Whenever the word "centers" appears in a line of the listing, copy that line.
--------
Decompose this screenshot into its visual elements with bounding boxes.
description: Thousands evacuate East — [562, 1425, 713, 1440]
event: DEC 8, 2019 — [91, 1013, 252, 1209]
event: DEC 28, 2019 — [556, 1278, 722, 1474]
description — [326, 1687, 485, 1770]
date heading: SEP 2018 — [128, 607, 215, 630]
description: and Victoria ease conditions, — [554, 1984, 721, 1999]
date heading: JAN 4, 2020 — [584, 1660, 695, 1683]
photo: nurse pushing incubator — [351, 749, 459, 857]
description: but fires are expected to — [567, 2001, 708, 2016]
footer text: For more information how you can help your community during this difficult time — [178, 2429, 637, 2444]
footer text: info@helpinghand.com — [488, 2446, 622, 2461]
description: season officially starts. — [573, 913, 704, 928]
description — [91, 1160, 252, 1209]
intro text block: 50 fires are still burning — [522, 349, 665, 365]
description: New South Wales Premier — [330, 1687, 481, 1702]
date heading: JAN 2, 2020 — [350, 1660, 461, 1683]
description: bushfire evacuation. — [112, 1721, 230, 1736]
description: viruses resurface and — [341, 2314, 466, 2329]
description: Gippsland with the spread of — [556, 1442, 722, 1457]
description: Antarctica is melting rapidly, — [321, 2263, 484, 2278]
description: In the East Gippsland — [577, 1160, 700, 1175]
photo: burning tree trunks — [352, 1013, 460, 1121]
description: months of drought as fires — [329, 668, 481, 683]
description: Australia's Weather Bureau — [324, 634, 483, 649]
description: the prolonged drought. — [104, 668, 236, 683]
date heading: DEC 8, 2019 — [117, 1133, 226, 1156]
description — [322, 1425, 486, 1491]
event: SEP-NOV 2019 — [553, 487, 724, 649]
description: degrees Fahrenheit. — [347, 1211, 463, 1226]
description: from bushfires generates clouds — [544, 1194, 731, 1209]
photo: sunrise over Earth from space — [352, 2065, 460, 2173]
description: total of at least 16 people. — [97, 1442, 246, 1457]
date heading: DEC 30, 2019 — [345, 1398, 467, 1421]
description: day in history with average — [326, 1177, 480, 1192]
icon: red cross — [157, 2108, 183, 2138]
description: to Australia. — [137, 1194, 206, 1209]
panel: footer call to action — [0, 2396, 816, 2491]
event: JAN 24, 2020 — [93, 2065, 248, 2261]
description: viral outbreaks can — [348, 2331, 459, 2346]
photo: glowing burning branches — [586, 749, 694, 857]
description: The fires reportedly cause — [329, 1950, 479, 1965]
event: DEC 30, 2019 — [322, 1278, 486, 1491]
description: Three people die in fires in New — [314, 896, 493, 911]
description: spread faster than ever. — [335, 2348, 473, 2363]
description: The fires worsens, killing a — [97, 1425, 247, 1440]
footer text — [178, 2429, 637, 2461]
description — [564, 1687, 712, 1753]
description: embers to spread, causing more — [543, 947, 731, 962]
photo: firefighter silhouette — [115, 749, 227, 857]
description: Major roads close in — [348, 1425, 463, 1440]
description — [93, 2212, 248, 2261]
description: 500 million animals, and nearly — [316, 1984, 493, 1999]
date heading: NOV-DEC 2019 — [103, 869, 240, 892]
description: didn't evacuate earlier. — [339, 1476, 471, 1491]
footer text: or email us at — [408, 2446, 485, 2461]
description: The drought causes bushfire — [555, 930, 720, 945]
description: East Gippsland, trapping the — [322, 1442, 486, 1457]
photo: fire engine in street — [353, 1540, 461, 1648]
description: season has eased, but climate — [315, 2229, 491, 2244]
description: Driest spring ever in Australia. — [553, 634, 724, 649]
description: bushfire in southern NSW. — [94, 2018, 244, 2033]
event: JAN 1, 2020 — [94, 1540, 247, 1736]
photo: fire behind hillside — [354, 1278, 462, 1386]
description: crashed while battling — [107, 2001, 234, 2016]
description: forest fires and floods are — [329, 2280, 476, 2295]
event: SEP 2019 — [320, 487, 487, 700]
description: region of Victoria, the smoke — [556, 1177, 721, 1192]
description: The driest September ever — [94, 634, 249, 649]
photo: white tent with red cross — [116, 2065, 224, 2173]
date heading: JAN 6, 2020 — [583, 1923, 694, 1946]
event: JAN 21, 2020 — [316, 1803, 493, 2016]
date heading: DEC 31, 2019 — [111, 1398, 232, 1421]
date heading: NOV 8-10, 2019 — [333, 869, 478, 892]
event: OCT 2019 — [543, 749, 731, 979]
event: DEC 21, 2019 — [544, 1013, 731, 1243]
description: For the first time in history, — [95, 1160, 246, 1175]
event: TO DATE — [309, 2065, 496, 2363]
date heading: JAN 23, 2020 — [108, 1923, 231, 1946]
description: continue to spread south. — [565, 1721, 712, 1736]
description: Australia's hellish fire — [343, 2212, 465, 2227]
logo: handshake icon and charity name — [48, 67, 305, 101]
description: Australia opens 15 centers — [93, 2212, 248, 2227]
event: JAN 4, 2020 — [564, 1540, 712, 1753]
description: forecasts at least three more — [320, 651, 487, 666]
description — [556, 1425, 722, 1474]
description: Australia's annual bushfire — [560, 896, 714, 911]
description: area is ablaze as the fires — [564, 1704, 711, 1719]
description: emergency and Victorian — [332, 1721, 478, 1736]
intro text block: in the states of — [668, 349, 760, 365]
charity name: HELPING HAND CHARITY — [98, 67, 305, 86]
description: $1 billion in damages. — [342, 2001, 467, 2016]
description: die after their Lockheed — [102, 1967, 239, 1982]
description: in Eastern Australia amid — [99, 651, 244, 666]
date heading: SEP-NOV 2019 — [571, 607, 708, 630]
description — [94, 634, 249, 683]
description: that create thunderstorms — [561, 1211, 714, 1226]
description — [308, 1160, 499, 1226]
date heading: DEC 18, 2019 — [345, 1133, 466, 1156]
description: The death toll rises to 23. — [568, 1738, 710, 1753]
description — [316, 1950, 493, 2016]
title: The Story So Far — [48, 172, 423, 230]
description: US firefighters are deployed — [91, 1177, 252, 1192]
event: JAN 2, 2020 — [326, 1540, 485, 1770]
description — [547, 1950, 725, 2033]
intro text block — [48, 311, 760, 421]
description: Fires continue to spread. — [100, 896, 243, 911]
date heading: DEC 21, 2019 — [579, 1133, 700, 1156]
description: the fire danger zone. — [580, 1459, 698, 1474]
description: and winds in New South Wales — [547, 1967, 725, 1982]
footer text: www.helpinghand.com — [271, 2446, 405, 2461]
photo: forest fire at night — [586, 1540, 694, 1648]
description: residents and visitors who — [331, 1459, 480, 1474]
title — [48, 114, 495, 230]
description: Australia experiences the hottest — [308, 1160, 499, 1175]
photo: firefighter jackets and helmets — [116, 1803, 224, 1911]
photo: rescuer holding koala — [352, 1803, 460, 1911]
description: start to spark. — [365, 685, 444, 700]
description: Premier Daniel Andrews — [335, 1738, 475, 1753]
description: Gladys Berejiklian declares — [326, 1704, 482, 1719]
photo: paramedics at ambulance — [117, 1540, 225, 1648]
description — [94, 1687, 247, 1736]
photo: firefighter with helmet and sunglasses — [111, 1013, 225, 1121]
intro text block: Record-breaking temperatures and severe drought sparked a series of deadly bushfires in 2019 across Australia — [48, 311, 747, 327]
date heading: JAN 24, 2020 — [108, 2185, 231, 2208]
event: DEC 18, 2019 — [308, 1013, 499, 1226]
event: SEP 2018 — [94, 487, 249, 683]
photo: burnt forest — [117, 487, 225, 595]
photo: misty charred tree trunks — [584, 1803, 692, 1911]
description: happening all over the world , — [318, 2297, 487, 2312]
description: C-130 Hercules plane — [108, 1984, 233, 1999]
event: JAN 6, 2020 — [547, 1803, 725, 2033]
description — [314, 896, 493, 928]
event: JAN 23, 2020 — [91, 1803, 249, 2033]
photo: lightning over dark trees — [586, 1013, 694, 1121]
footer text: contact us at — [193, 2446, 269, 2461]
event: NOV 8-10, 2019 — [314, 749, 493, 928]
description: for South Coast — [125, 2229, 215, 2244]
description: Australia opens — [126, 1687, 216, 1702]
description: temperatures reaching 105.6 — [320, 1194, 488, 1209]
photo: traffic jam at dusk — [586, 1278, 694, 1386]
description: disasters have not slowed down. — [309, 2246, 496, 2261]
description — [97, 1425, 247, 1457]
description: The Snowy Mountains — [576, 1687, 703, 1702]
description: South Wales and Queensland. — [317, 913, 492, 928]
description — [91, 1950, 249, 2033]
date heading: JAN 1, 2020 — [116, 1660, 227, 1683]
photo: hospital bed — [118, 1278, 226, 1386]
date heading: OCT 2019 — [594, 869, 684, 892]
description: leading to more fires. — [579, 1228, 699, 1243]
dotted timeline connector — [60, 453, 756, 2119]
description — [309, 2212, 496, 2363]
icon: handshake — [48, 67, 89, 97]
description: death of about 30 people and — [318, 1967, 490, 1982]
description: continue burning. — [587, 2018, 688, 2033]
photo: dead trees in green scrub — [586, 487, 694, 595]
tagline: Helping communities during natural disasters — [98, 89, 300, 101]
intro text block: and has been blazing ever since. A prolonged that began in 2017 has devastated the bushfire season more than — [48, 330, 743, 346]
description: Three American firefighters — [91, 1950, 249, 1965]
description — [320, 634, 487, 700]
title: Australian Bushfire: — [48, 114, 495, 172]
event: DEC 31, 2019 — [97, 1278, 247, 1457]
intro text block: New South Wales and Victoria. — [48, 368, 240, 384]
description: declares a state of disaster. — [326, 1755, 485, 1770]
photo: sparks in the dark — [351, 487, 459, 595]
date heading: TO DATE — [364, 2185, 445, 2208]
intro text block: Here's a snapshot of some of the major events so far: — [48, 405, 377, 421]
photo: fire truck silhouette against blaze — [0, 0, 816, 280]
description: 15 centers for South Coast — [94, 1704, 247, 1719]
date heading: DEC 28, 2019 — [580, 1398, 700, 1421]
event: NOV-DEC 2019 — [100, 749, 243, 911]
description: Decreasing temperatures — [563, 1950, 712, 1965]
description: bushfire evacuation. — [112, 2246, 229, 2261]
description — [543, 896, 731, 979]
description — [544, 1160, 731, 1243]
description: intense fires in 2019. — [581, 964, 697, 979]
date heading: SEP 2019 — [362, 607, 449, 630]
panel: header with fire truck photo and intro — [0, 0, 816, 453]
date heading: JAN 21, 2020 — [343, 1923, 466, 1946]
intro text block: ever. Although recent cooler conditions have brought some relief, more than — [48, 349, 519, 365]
--------
Finished exercise —
description: Australia opens 15 centers — [93, 2212, 248, 2227]
description: 15 centers for South Coast — [94, 1704, 247, 1719]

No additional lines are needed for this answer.